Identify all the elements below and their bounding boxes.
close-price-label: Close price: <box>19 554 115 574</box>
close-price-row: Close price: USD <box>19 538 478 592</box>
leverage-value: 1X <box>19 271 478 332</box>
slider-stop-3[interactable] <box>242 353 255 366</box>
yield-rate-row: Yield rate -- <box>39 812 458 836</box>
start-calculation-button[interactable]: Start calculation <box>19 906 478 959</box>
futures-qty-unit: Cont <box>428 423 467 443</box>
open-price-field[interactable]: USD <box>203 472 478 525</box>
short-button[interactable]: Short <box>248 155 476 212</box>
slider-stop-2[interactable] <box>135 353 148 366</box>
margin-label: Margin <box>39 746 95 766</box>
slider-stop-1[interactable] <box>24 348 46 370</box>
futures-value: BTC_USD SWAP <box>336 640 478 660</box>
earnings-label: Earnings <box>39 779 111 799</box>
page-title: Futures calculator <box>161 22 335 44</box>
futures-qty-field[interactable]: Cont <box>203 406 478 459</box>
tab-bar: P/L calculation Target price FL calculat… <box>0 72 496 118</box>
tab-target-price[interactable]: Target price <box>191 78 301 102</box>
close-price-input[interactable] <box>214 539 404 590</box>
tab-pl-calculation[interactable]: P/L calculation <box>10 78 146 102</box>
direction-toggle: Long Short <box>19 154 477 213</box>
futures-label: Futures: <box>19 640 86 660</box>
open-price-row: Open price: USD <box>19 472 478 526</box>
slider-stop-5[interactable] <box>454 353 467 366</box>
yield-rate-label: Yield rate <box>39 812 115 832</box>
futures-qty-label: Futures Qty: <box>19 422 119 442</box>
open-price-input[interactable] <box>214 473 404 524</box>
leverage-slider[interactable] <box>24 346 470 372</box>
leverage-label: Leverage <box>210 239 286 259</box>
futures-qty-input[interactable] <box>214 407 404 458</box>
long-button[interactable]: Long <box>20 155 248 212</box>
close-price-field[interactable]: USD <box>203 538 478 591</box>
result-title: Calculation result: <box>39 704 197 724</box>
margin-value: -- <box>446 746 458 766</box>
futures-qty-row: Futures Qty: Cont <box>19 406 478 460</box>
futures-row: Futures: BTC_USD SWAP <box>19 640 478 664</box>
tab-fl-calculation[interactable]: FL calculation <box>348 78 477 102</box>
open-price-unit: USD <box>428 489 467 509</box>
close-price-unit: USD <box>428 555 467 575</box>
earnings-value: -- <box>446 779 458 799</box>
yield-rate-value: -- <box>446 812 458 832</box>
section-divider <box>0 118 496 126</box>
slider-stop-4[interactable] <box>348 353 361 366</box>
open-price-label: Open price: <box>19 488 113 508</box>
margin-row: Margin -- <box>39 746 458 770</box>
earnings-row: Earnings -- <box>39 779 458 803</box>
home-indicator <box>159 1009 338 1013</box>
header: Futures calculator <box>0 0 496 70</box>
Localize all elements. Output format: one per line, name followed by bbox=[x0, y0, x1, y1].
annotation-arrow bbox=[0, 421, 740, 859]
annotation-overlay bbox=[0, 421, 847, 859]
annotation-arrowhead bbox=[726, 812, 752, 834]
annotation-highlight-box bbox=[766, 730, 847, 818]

====

**Task requirements:**
Rewrite all the lines above as a numbered list, leaving out any blank lines.

**Reply to the task:**
1. Identify all the elements below and their bounding boxes.
2. close-price-label: Close price: <box>19 554 115 574</box>
3. close-price-row: Close price: USD <box>19 538 478 592</box>
4. leverage-value: 1X <box>19 271 478 332</box>
5. slider-stop-3[interactable] <box>242 353 255 366</box>
6. yield-rate-row: Yield rate -- <box>39 812 458 836</box>
7. start-calculation-button[interactable]: Start calculation <box>19 906 478 959</box>
8. futures-qty-unit: Cont <box>428 423 467 443</box>
9. open-price-field[interactable]: USD <box>203 472 478 525</box>
10. short-button[interactable]: Short <box>248 155 476 212</box>
11. slider-stop-2[interactable] <box>135 353 148 366</box>
12. margin-label: Margin <box>39 746 95 766</box>
13. slider-stop-1[interactable] <box>24 348 46 370</box>
14. futures-value: BTC_USD SWAP <box>336 640 478 660</box>
15. earnings-label: Earnings <box>39 779 111 799</box>
16. page-title: Futures calculator <box>161 22 335 44</box>
17. futures-qty-field[interactable]: Cont <box>203 406 478 459</box>
18. tab-bar: P/L calculation Target price FL calculat… <box>0 72 496 118</box>
19. tab-target-price[interactable]: Target price <box>191 78 301 102</box>
20. close-price-input[interactable] <box>214 539 404 590</box>
21. tab-pl-calculation[interactable]: P/L calculation <box>10 78 146 102</box>
22. direction-toggle: Long Short <box>19 154 477 213</box>
23. futures-label: Futures: <box>19 640 86 660</box>
24. open-price-row: Open price: USD <box>19 472 478 526</box>
25. slider-stop-5[interactable] <box>454 353 467 366</box>
26. yield-rate-label: Yield rate <box>39 812 115 832</box>
27. futures-qty-label: Futures Qty: <box>19 422 119 442</box>
28. open-price-input[interactable] <box>214 473 404 524</box>
29. leverage-slider[interactable] <box>24 346 470 372</box>
30. leverage-label: Leverage <box>210 239 286 259</box>
31. futures-qty-input[interactable] <box>214 407 404 458</box>
32. long-button[interactable]: Long <box>20 155 248 212</box>
33. close-price-field[interactable]: USD <box>203 538 478 591</box>
34. result-title: Calculation result: <box>39 704 197 724</box>
35. margin-value: -- <box>446 746 458 766</box>
36. futures-qty-row: Futures Qty: Cont <box>19 406 478 460</box>
37. futures-row: Futures: BTC_USD SWAP <box>19 640 478 664</box>
38. tab-fl-calculation[interactable]: FL calculation <box>348 78 477 102</box>
39. open-price-unit: USD <box>428 489 467 509</box>
40. close-price-unit: USD <box>428 555 467 575</box>
41. earnings-value: -- <box>446 779 458 799</box>
42. yield-rate-value: -- <box>446 812 458 832</box>
43. section-divider <box>0 118 496 126</box>
44. slider-stop-4[interactable] <box>348 353 361 366</box>
45. open-price-label: Open price: <box>19 488 113 508</box>
46. margin-row: Margin -- <box>39 746 458 770</box>
47. earnings-row: Earnings -- <box>39 779 458 803</box>
48. home-indicator <box>159 1009 338 1013</box>
49. header: Futures calculator <box>0 0 496 70</box>
50. Localize all elements. Output format: one per line, name followed by bbox=[x0, y0, x1, y1].
51. annotation-arrow bbox=[0, 421, 740, 859]
52. annotation-overlay bbox=[0, 421, 847, 859]
53. annotation-arrowhead bbox=[726, 812, 752, 834]
54. annotation-highlight-box bbox=[766, 730, 847, 818]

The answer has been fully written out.